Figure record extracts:
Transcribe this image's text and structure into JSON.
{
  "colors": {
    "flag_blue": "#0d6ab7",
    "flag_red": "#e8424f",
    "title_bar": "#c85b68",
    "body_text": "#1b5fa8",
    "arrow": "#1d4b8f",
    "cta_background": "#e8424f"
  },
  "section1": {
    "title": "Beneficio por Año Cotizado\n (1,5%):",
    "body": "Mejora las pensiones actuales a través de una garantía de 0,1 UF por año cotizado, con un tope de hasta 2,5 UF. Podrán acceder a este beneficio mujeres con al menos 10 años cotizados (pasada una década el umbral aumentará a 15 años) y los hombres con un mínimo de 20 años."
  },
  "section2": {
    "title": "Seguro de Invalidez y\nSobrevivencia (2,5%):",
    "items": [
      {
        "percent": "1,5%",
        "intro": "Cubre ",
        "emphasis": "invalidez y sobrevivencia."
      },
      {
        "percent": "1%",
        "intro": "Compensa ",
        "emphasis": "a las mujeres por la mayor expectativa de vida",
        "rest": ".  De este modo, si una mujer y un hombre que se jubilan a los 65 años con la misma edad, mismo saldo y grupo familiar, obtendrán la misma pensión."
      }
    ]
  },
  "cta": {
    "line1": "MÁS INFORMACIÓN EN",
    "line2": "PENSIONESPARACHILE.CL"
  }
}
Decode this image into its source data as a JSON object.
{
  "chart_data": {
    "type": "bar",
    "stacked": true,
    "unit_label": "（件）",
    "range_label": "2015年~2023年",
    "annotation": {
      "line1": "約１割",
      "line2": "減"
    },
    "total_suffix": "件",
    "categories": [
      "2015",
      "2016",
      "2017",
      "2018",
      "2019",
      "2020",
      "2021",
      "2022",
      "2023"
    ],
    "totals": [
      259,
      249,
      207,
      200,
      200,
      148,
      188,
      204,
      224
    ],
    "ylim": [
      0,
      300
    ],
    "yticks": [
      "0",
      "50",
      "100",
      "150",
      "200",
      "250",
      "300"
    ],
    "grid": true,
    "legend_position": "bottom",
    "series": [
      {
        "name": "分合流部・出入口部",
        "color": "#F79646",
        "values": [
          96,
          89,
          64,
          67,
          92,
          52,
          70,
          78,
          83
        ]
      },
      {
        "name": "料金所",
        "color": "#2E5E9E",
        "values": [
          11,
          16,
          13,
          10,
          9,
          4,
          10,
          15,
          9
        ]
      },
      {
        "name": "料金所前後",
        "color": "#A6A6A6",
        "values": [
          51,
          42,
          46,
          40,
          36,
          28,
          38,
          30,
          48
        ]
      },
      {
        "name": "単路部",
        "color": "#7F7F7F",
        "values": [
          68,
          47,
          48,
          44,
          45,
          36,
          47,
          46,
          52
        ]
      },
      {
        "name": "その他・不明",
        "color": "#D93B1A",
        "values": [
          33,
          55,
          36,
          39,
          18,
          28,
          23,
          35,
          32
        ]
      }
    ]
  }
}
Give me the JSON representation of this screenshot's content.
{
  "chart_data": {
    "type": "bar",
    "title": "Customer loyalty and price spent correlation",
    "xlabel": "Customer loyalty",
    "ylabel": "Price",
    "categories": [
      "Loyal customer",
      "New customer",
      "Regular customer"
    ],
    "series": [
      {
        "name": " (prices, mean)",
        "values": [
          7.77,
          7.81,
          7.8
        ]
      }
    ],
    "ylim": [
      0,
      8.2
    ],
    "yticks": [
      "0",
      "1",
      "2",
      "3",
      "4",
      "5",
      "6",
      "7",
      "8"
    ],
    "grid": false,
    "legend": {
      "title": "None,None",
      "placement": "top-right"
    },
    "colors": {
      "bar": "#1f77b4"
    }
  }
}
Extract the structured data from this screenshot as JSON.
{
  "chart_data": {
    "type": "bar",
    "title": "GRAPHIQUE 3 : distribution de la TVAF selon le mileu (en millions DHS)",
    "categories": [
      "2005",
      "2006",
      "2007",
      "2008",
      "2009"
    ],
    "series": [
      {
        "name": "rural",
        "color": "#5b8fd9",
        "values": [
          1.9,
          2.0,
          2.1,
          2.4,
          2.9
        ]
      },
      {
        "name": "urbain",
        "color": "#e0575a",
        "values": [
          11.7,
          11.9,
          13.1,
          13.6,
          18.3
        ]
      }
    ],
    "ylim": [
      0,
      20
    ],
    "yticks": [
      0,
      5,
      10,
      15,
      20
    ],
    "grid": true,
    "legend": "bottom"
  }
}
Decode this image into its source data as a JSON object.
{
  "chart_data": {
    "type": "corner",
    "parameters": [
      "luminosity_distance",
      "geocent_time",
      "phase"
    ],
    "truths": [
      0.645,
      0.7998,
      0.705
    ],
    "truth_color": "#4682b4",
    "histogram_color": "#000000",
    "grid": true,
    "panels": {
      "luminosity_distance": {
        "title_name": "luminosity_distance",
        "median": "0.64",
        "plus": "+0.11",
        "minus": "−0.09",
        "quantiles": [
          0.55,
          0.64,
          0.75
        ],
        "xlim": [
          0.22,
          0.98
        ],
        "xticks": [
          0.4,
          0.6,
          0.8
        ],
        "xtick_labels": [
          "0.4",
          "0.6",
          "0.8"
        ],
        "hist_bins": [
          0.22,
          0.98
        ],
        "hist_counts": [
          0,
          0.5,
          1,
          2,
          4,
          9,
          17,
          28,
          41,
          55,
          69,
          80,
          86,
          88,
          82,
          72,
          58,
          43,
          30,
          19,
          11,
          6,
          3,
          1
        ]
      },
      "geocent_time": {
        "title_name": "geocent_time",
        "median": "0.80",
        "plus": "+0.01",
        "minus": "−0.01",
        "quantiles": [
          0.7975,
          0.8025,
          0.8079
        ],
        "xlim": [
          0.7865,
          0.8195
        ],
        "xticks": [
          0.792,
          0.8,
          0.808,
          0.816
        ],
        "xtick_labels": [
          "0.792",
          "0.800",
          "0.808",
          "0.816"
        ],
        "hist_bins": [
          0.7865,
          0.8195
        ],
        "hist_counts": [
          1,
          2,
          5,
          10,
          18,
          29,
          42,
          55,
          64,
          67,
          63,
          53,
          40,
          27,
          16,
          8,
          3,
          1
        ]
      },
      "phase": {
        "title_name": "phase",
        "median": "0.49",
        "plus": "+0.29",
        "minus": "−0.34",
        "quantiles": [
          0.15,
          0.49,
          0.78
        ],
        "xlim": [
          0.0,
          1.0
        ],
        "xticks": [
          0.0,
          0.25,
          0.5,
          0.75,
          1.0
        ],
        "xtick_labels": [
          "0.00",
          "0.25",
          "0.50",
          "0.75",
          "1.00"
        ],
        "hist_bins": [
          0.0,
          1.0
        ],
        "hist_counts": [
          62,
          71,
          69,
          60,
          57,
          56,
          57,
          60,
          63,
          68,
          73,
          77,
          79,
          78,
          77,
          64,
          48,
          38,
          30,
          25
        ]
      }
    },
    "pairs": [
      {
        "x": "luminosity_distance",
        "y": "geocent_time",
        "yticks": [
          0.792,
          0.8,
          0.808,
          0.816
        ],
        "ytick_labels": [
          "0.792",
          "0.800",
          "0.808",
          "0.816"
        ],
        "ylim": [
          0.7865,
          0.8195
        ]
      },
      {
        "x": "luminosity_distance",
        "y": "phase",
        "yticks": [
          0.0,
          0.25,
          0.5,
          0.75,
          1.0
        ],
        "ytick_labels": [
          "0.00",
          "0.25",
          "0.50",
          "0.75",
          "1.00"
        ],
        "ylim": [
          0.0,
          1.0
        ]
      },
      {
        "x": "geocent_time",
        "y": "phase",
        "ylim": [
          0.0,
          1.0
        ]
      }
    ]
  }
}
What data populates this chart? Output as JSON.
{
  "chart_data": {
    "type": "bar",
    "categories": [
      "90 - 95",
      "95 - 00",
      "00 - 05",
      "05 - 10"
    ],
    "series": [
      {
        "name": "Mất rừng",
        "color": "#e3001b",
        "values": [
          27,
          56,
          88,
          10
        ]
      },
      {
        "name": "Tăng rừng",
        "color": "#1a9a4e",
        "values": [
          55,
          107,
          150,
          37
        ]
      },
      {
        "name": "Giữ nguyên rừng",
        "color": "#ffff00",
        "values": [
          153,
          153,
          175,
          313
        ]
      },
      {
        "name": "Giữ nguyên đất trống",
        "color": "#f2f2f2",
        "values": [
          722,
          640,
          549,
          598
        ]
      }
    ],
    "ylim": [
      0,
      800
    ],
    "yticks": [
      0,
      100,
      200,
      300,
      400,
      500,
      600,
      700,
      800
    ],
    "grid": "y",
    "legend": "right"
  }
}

• _Work required_
Each line above that holds the string "bottom" should be copied and shown.

• _Solution to this problem_
    "legend_position": "bottom",
    "legend": "bottom"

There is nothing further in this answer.